### UNTERSUCHTER TEXT
========================================================================

Bis die ersten Anlagen in Chile installiert werden können, müssen weitere Detailfragen zum Prozess geklärt werden. Außerdem werden auch konkrete Modelle für einen wirtschaftlichen Betrieb entwickelt.
Über BrineMine
BrineMine wurde 2019 von Professor Thomas Kohl und Dr. Sebastian Held initiiert. Das deutsch-chilenische Forschungskonsortium wird vom Fraunhofer-Institut für Solare Energiesysteme (ISE) koordiniert. Weitere Projektpartner neben dem KIT sind die Unternehmen Geothermie Neubrandenburg (GTN) und SolarSpring membrane solutions in Deutschland sowie Fraunhofer Chile und das Centro de Excelencia en Geotermia de Los Andes (CEGA) in Chile. Das Bundesministerium für Bildung und Forschung fördert das Projekt mit über 1,5 Millionen Euro. Das große Interesse der chilenischen Industrie an BrineMine wurde bei einem Webinar der Deutsch-Chilenischen Industrie- und Handelskammer deutlich, das hunderte Teilnehmerinnen und Teilnehmer besucht haben. Auch das chilenische Energieministerium unterstützt das Projekt.

========================================================================

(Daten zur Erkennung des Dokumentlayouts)
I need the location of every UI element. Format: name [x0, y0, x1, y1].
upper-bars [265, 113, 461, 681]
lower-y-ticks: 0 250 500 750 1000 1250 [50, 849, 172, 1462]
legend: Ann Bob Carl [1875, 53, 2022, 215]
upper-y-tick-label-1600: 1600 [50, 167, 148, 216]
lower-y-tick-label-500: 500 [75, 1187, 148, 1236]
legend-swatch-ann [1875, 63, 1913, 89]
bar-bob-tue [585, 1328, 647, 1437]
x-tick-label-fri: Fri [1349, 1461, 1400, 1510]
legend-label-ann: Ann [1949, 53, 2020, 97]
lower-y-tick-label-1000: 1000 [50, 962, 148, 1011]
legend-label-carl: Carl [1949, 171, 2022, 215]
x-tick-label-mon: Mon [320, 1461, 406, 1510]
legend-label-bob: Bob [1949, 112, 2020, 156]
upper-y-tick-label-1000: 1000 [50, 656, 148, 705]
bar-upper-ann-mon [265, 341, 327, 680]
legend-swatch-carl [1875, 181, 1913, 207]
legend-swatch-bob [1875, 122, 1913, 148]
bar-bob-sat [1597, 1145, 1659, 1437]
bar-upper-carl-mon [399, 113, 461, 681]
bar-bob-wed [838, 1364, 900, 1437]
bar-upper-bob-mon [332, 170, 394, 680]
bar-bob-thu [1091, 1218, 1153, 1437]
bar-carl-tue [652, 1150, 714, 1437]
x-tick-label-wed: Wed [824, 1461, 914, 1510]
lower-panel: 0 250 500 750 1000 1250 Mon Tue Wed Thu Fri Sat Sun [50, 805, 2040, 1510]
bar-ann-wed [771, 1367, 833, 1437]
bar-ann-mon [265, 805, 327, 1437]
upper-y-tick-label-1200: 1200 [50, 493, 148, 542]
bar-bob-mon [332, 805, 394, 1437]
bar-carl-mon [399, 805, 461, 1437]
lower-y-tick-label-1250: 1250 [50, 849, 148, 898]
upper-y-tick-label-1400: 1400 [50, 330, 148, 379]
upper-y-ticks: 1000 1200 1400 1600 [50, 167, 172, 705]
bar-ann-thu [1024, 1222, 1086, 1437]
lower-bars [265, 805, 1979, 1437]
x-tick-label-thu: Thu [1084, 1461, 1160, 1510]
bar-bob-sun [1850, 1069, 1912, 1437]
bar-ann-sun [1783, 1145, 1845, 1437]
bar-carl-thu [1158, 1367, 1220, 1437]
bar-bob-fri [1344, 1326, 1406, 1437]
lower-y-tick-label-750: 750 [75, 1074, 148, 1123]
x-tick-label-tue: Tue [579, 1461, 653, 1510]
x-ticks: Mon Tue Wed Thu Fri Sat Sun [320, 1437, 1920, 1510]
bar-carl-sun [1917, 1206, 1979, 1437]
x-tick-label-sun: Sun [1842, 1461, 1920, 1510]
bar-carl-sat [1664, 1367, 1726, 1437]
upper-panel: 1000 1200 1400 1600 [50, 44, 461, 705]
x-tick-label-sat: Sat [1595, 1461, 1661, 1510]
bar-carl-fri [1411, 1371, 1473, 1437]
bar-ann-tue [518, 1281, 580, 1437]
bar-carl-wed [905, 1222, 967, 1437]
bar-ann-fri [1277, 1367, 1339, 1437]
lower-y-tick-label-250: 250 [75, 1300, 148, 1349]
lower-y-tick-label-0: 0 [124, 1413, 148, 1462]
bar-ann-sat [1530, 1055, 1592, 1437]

========================================================================

### IHR ZIEL
Beantworten Sie anhand des Textes über BrineMine diese Fragen:
1. Was muss geklärt werden, bevor die ersten Anlagen in Chile installiert werden können?
2. Wer hat BrineMine 2019 initiiert?
3. Mit welcher Summe fördert das Bundesministerium für Bildung und Forschung das Projekt?

### ANTWORT ZUR AUFGABE
1. Weitere Detailfragen zum Prozess müssen geklärt werden.
2. Professor Thomas Kohl und Dr. Sebastian Held haben BrineMine initiiert.
3. Das Ministerium fördert das Projekt mit über 1,5 Millionen Euro.